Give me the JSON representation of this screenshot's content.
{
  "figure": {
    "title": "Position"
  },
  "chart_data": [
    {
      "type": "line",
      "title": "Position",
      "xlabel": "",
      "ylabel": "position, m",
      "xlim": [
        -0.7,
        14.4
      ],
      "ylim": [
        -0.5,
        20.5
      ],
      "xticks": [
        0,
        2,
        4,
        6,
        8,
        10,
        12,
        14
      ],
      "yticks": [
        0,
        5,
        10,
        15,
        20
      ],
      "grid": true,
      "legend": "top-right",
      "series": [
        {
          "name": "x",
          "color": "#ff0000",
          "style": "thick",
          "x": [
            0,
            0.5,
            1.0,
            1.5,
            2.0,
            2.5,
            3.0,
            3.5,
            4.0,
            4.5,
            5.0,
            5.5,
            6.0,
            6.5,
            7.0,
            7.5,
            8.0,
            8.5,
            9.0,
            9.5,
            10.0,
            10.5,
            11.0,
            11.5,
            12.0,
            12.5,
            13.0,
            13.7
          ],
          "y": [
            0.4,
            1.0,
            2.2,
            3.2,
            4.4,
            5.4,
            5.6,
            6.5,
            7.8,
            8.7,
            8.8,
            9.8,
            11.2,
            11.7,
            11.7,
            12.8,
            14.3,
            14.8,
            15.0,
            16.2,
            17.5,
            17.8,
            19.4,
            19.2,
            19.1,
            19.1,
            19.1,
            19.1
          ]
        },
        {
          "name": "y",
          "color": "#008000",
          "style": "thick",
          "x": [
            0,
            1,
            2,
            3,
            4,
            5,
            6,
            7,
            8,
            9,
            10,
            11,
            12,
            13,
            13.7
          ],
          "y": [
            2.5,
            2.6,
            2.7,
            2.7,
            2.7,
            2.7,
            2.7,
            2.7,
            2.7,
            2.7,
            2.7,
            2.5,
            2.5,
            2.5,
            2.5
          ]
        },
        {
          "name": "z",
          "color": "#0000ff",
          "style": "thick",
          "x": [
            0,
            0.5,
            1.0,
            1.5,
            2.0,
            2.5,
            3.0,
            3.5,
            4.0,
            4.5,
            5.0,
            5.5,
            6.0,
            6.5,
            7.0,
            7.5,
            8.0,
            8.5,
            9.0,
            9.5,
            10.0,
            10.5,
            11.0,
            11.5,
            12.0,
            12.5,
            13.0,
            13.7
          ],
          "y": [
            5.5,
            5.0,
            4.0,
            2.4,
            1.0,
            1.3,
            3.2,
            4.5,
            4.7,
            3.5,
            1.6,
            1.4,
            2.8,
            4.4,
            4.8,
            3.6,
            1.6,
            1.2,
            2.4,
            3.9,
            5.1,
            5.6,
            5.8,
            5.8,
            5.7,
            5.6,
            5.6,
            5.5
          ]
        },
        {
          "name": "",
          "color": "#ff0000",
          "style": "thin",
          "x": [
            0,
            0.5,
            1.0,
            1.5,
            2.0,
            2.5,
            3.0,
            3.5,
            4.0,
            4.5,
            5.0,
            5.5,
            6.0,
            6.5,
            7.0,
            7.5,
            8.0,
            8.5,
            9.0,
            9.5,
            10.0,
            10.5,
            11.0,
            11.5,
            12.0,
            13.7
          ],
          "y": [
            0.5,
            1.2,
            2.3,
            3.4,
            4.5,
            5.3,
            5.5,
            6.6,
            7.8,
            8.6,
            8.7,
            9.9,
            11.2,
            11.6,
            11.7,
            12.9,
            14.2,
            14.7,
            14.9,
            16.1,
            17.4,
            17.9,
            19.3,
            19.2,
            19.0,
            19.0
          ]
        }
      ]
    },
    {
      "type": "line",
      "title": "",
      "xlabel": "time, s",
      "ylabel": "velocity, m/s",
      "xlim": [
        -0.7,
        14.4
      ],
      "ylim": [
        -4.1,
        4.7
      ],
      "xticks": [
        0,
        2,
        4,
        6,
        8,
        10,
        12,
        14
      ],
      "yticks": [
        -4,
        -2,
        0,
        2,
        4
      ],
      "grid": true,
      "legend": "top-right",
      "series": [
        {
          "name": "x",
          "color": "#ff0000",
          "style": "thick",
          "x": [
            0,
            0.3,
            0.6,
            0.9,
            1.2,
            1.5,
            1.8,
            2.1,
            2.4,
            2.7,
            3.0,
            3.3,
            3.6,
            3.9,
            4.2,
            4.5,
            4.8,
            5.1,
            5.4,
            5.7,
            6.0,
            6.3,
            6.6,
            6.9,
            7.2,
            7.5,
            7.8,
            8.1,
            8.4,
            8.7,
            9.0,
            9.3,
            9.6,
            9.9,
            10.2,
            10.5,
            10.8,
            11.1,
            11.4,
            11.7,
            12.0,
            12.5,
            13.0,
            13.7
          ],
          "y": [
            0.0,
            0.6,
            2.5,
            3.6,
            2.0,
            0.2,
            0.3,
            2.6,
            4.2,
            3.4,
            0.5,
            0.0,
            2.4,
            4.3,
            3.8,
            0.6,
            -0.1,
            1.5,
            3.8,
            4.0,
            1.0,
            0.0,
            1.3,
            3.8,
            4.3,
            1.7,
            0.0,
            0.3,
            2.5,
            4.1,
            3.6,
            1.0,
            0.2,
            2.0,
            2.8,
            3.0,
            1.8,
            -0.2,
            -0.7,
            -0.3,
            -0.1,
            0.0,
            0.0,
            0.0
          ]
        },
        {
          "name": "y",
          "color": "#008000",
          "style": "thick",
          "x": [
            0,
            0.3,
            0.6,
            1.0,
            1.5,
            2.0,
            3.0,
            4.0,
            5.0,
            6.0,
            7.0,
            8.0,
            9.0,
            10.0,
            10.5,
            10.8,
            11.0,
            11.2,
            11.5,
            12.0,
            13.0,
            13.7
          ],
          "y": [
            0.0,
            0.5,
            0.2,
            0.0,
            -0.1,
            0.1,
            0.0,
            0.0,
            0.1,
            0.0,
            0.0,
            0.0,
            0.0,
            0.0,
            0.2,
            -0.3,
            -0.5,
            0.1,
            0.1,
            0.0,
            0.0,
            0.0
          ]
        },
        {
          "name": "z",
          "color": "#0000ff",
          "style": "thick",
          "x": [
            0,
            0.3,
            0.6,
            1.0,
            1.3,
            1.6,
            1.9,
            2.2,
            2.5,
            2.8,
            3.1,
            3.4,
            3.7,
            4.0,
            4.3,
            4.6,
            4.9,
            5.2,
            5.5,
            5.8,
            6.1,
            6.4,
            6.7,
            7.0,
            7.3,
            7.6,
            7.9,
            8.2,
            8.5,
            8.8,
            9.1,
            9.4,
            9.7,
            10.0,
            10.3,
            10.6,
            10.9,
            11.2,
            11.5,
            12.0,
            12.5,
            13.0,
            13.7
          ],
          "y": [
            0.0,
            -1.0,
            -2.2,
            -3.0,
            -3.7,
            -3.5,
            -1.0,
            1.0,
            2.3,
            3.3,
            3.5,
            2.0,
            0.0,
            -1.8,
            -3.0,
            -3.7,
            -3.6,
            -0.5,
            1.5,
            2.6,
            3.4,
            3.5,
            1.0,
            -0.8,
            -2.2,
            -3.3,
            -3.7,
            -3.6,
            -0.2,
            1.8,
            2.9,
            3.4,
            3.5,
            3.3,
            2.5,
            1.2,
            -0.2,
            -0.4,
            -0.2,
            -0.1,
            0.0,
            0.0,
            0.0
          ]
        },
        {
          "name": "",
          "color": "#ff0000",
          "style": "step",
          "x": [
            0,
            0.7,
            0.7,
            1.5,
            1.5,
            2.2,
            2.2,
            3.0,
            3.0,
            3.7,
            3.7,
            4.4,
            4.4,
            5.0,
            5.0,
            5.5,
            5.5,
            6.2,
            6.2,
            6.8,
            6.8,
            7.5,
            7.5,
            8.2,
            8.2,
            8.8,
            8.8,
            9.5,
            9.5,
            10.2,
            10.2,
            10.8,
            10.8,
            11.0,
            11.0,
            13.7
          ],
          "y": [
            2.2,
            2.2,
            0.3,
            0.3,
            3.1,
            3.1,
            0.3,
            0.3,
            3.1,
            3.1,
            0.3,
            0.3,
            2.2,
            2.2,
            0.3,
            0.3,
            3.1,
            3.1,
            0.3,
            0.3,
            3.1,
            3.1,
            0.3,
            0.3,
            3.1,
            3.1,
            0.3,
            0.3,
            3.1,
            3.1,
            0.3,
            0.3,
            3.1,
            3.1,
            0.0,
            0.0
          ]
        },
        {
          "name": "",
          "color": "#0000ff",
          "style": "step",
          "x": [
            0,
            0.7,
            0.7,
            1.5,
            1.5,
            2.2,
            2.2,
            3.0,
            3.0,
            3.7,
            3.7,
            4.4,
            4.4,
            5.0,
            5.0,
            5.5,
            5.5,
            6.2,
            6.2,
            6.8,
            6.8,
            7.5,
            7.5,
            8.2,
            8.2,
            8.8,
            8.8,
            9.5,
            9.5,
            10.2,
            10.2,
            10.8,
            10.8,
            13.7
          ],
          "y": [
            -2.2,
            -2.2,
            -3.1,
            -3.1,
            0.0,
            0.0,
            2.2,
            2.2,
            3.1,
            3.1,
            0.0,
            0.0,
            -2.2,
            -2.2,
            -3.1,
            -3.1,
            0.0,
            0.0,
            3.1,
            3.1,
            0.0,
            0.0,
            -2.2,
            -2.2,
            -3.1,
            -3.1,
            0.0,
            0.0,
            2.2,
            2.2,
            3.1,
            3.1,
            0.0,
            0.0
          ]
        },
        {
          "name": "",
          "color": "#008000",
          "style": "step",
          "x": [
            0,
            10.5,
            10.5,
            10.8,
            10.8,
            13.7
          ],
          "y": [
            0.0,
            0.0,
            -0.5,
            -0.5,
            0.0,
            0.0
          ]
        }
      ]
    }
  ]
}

[WORK TO COMPLETE]: Return only those lines of the records that contain the string "title".

[OUTPUT FOR THIS TASK]:
    "title": "Position"
      "title": "Position",
      "title": "",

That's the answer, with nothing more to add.